*Given information*:
● ● ●
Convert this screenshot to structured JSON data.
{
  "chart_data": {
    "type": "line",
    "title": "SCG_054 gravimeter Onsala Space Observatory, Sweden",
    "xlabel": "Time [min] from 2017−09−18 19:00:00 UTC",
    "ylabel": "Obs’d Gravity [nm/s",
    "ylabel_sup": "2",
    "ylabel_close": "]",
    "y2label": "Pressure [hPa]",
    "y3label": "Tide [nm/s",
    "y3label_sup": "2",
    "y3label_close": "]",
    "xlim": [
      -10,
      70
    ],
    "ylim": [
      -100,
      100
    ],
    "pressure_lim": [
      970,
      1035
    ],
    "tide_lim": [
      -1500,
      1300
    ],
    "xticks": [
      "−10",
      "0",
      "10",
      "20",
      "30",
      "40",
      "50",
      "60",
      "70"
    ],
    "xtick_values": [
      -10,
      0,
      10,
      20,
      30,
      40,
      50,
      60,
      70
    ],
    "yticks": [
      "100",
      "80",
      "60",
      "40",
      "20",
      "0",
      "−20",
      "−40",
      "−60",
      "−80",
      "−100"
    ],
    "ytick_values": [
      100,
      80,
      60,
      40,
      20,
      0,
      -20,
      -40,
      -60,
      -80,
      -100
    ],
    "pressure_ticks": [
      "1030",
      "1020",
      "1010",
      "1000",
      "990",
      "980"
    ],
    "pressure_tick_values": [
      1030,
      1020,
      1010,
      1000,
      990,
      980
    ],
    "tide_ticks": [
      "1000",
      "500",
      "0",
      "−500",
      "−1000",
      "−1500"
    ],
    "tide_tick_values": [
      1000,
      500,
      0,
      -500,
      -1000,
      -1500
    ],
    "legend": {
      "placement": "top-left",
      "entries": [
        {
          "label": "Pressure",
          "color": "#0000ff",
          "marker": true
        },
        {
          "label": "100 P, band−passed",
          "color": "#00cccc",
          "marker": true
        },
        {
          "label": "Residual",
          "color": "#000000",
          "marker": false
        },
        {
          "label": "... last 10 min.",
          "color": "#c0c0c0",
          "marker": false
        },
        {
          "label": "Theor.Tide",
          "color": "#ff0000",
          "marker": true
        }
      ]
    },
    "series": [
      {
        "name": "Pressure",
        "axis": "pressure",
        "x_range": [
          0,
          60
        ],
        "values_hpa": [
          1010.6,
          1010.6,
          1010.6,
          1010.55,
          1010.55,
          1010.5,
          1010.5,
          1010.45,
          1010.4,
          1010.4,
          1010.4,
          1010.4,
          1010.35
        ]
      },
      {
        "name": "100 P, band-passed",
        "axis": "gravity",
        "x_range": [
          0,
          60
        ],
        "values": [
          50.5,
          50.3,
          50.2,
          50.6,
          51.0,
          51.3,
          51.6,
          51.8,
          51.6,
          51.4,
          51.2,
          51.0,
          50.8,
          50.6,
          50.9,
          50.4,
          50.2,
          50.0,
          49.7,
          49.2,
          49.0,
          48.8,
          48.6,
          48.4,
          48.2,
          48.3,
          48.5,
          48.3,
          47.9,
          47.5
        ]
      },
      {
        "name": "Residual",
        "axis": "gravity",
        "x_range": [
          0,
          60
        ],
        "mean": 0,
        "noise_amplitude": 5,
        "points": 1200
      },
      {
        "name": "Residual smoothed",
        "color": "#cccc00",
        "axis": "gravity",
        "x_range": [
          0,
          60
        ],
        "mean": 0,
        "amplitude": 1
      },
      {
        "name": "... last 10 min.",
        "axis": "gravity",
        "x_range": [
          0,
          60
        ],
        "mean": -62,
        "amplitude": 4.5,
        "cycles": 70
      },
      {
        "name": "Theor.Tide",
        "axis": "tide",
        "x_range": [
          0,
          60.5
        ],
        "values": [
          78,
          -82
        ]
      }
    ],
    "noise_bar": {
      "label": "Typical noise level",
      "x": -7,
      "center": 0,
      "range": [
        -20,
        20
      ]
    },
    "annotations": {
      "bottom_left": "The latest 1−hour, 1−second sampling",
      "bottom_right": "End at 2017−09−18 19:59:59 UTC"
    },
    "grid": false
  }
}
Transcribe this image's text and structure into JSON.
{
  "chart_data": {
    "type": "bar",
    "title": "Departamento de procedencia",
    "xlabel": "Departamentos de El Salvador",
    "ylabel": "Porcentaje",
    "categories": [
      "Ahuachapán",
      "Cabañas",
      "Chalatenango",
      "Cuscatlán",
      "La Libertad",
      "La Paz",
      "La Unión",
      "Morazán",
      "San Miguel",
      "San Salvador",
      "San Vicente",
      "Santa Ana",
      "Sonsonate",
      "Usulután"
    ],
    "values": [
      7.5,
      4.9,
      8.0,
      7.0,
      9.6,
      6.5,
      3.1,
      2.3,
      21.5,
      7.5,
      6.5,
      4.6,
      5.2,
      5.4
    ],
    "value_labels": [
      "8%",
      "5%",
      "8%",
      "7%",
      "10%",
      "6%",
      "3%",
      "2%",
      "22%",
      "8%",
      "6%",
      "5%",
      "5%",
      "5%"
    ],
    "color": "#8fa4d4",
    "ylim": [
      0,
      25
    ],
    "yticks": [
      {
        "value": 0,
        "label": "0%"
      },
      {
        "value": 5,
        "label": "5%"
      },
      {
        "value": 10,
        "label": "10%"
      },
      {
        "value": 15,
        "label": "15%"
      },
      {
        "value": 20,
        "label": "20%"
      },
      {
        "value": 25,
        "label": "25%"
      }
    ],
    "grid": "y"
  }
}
● ● ●
*Goal*:
Tally how many lines of the material contain the word "Residual". The answer must be the number and nothing else.

*Problem solution*:
3